What to produce
Find how many lines hold the word "MINASNDRM" and give that number only.

Material for this exercise
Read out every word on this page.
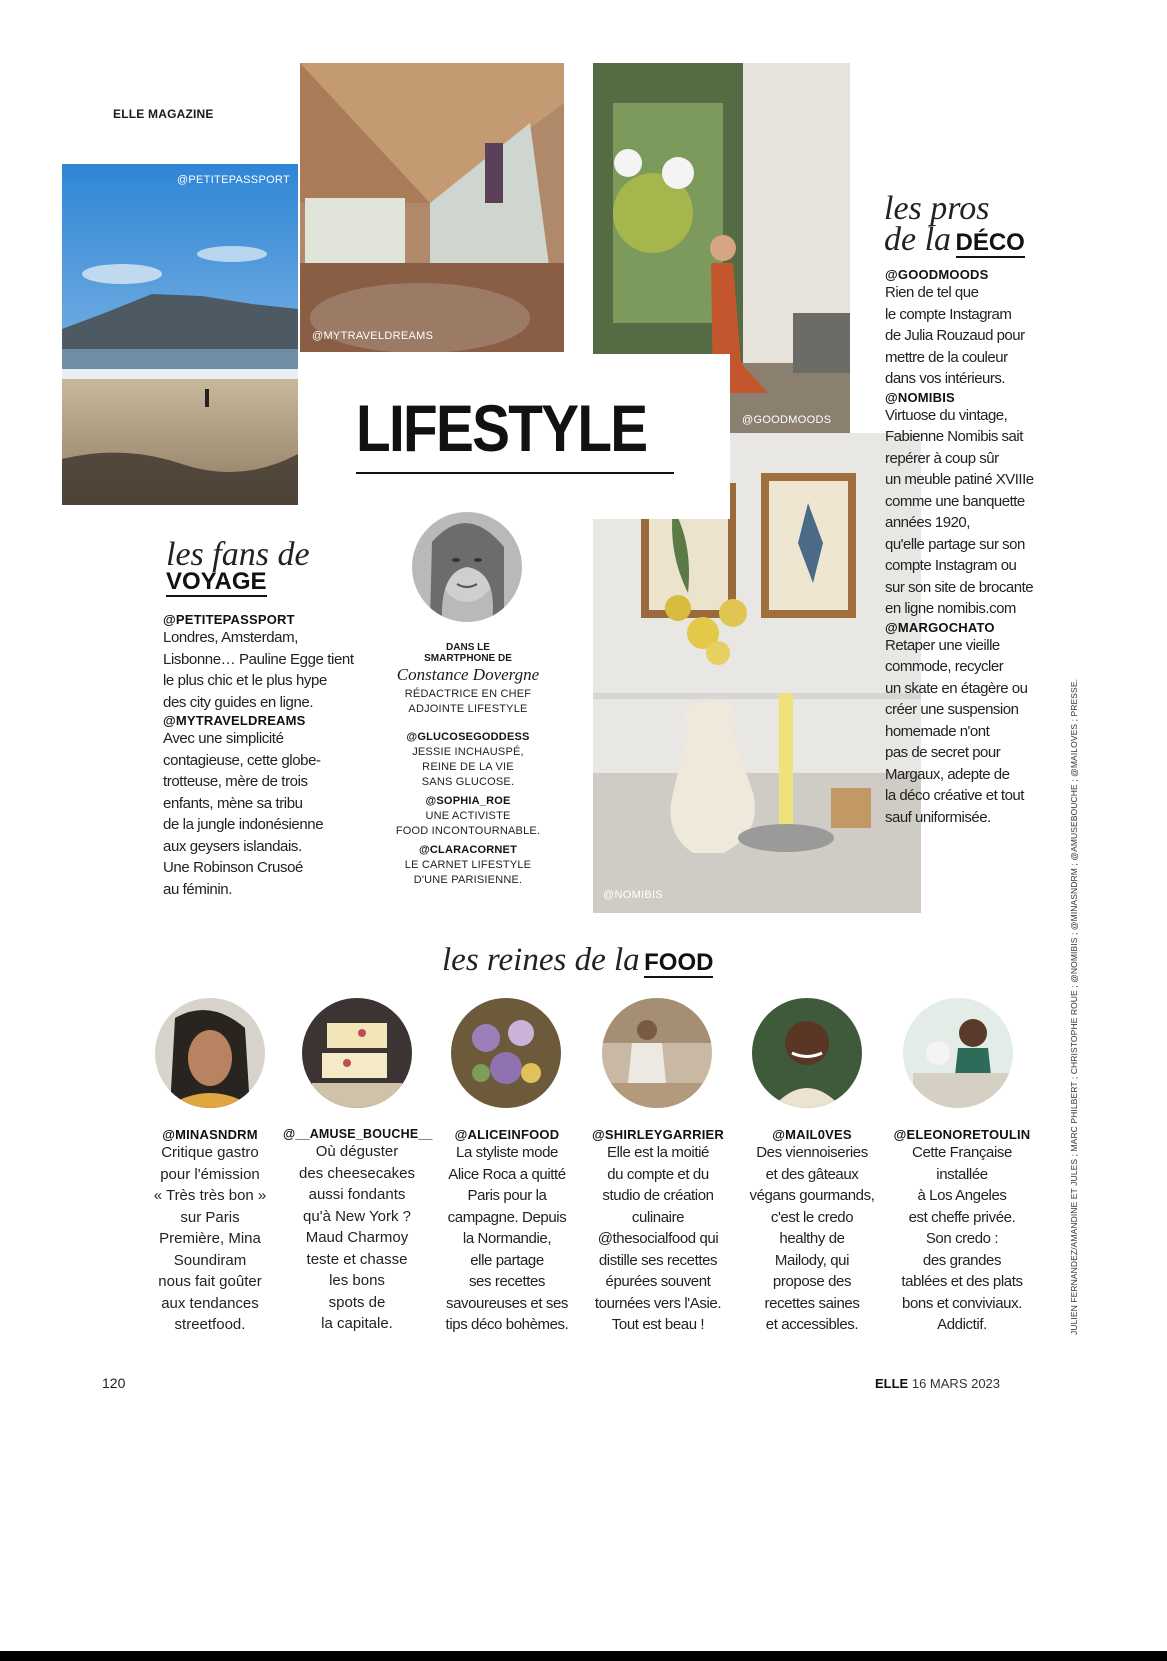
ELLE MAGAZINE
@PETITEPASSPORT
@MYTRAVELDREAMS
@NOMIBIS
LIFESTYLE	@GOODMOODS
les fans de
VOYAGE
@PETITEPASSPORT
Londres, Amsterdam,
Lisbonne… Pauline Egge tient
le plus chic et le plus hype
des city guides en ligne.
@MYTRAVELDREAMS
Avec une simplicité
contagieuse, cette globe-
trotteuse, mère de trois
enfants, mène sa tribu
de la jungle indonésienne
aux geysers islandais.
Une Robinson Crusoé
au féminin.
DANS LE
SMARTPHONE DE
Constance Dovergne
RÉDACTRICE EN CHEF
ADJOINTE LIFESTYLE
@GLUCOSEGODDESS
JESSIE INCHAUSPÉ,
REINE DE LA VIE
SANS GLUCOSE.
@SOPHIA_ROE
UNE ACTIVISTE
FOOD INCONTOURNABLE.
@CLARACORNET
LE CARNET LIFESTYLE
D'UNE PARISIENNE.
les pros
de la DÉCO
@GOODMOODS
Rien de tel que
le compte Instagram
de Julia Rouzaud pour
mettre de la couleur
dans vos intérieurs.
@NOMIBIS
Virtuose du vintage,
Fabienne Nomibis sait
repérer à coup sûr
un meuble patiné XVIIIe
comme une banquette
années 1920,
qu'elle partage sur son
compte Instagram ou
sur son site de brocante
en ligne nomibis.com
@MARGOCHATO
Retaper une vieille
commode, recycler
un skate en étagère ou
créer une suspension
homemade n'ont
pas de secret pour
Margaux, adepte de
la déco créative et tout
sauf uniformisée.	JULIEN FERNANDEZ/AMANDINE ET JULES ; MARC PHILBERT ; CHRISTOPHE ROUE ; @NOMIBIS ; @MINASNDRM ; @AMUSEBOUCHE ; @MAILOVES ; PRESSE.
les reines de la FOOD
@MINASNDRM
Critique gastro
pour l'émission
« Très très bon »
sur Paris
Première, Mina
Soundiram
nous fait goûter
aux tendances
streetfood.
@__AMUSE_BOUCHE__
Où déguster
des cheesecakes
aussi fondants
qu'à New York ?
Maud Charmoy
teste et chasse
les bons
spots de
la capitale.
@ALICEINFOOD
La styliste mode
Alice Roca a quitté
Paris pour la
campagne. Depuis
la Normandie,
elle partage
ses recettes
savoureuses et ses
tips déco bohèmes.
@SHIRLEYGARRIER
Elle est la moitié
du compte et du
studio de création
culinaire
@thesocialfood qui
distille ses recettes
épurées souvent
tournées vers l'Asie.
Tout est beau !
@MAIL0VES
Des viennoiseries
et des gâteaux
végans gourmands,
c'est le credo
healthy de
Mailody, qui
propose des
recettes saines
et accessibles.
@ELEONORETOULIN
Cette Française
installée
à Los Angeles
est cheffe privée.
Son credo :
des grandes
tablées et des plats
bons et conviviaux.
Addictif.
120	ELLE 16 MARS 2023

Exercise output
2